**Problem:**
Repeat the records word for word, excluding any picture.

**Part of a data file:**
** START **

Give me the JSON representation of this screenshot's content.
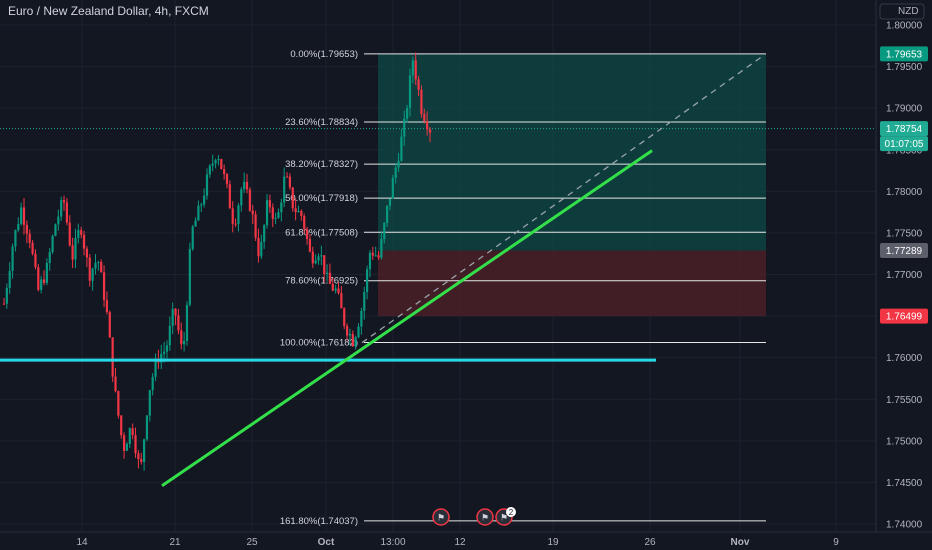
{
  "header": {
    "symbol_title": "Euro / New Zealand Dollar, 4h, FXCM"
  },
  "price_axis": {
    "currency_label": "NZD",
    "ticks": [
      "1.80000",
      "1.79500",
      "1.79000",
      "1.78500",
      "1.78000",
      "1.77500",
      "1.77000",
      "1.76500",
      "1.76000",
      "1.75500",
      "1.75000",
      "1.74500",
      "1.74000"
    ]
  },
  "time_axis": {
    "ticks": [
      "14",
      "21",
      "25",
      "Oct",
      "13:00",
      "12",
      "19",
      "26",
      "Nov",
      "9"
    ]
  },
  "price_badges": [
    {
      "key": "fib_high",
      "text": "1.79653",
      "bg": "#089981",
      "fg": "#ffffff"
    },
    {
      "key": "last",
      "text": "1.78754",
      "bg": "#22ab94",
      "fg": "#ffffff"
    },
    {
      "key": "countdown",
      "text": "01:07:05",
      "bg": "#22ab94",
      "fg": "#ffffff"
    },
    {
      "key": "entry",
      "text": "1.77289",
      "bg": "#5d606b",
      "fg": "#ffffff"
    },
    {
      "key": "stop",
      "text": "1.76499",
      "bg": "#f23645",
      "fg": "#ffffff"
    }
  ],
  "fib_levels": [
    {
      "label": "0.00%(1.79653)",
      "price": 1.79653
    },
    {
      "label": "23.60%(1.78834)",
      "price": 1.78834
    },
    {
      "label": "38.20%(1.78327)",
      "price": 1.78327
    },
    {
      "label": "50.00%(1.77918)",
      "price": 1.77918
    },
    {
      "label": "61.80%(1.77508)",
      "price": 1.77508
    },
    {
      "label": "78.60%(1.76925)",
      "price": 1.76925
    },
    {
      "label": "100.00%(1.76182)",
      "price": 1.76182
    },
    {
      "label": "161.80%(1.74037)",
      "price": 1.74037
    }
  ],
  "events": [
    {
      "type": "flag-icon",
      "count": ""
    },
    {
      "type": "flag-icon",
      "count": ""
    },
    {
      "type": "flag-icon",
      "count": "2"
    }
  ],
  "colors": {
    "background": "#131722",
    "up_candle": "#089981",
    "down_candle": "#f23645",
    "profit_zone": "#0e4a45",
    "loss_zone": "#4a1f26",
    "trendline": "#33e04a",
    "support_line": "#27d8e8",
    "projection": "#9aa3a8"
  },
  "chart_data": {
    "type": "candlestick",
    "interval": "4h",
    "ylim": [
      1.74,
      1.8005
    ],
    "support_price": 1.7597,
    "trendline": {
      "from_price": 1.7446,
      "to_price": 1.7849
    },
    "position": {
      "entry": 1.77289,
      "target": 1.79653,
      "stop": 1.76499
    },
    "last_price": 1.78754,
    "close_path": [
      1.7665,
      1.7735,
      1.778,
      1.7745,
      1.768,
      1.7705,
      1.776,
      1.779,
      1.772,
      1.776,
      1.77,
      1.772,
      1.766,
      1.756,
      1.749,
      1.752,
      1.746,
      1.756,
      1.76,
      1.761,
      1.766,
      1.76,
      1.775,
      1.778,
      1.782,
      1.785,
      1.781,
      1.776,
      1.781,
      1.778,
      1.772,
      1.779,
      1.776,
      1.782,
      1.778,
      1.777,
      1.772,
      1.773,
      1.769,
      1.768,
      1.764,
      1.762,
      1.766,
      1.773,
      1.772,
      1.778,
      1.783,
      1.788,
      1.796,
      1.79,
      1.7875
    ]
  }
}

** END **

**Exercise answer:**
Give me the JSON representation of this screenshot's content.
{
  "header": {
    "symbol_title": "Euro / New Zealand Dollar, 4h, FXCM"
  },
  "price_axis": {
    "currency_label": "NZD",
    "ticks": [
      "1.80000",
      "1.79500",
      "1.79000",
      "1.78500",
      "1.78000",
      "1.77500",
      "1.77000",
      "1.76500",
      "1.76000",
      "1.75500",
      "1.75000",
      "1.74500",
      "1.74000"
    ]
  },
  "time_axis": {
    "ticks": [
      "14",
      "21",
      "25",
      "Oct",
      "13:00",
      "12",
      "19",
      "26",
      "Nov",
      "9"
    ]
  },
  "price_badges": [
    {
      "key": "fib_high",
      "text": "1.79653",
      "bg": "#089981",
      "fg": "#ffffff"
    },
    {
      "key": "last",
      "text": "1.78754",
      "bg": "#22ab94",
      "fg": "#ffffff"
    },
    {
      "key": "countdown",
      "text": "01:07:05",
      "bg": "#22ab94",
      "fg": "#ffffff"
    },
    {
      "key": "entry",
      "text": "1.77289",
      "bg": "#5d606b",
      "fg": "#ffffff"
    },
    {
      "key": "stop",
      "text": "1.76499",
      "bg": "#f23645",
      "fg": "#ffffff"
    }
  ],
  "fib_levels": [
    {
      "label": "0.00%(1.79653)",
      "price": 1.79653
    },
    {
      "label": "23.60%(1.78834)",
      "price": 1.78834
    },
    {
      "label": "38.20%(1.78327)",
      "price": 1.78327
    },
    {
      "label": "50.00%(1.77918)",
      "price": 1.77918
    },
    {
      "label": "61.80%(1.77508)",
      "price": 1.77508
    },
    {
      "label": "78.60%(1.76925)",
      "price": 1.76925
    },
    {
      "label": "100.00%(1.76182)",
      "price": 1.76182
    },
    {
      "label": "161.80%(1.74037)",
      "price": 1.74037
    }
  ],
  "events": [
    {
      "type": "flag-icon",
      "count": ""
    },
    {
      "type": "flag-icon",
      "count": ""
    },
    {
      "type": "flag-icon",
      "count": "2"
    }
  ],
  "colors": {
    "background": "#131722",
    "up_candle": "#089981",
    "down_candle": "#f23645",
    "profit_zone": "#0e4a45",
    "loss_zone": "#4a1f26",
    "trendline": "#33e04a",
    "support_line": "#27d8e8",
    "projection": "#9aa3a8"
  },
  "chart_data": {
    "type": "candlestick",
    "interval": "4h",
    "ylim": [
      1.74,
      1.8005
    ],
    "support_price": 1.7597,
    "trendline": {
      "from_price": 1.7446,
      "to_price": 1.7849
    },
    "position": {
      "entry": 1.77289,
      "target": 1.79653,
      "stop": 1.76499
    },
    "last_price": 1.78754,
    "close_path": [
      1.7665,
      1.7735,
      1.778,
      1.7745,
      1.768,
      1.7705,
      1.776,
      1.779,
      1.772,
      1.776,
      1.77,
      1.772,
      1.766,
      1.756,
      1.749,
      1.752,
      1.746,
      1.756,
      1.76,
      1.761,
      1.766,
      1.76,
      1.775,
      1.778,
      1.782,
      1.785,
      1.781,
      1.776,
      1.781,
      1.778,
      1.772,
      1.779,
      1.776,
      1.782,
      1.778,
      1.777,
      1.772,
      1.773,
      1.769,
      1.768,
      1.764,
      1.762,
      1.766,
      1.773,
      1.772,
      1.778,
      1.783,
      1.788,
      1.796,
      1.79,
      1.7875
    ]
  }
}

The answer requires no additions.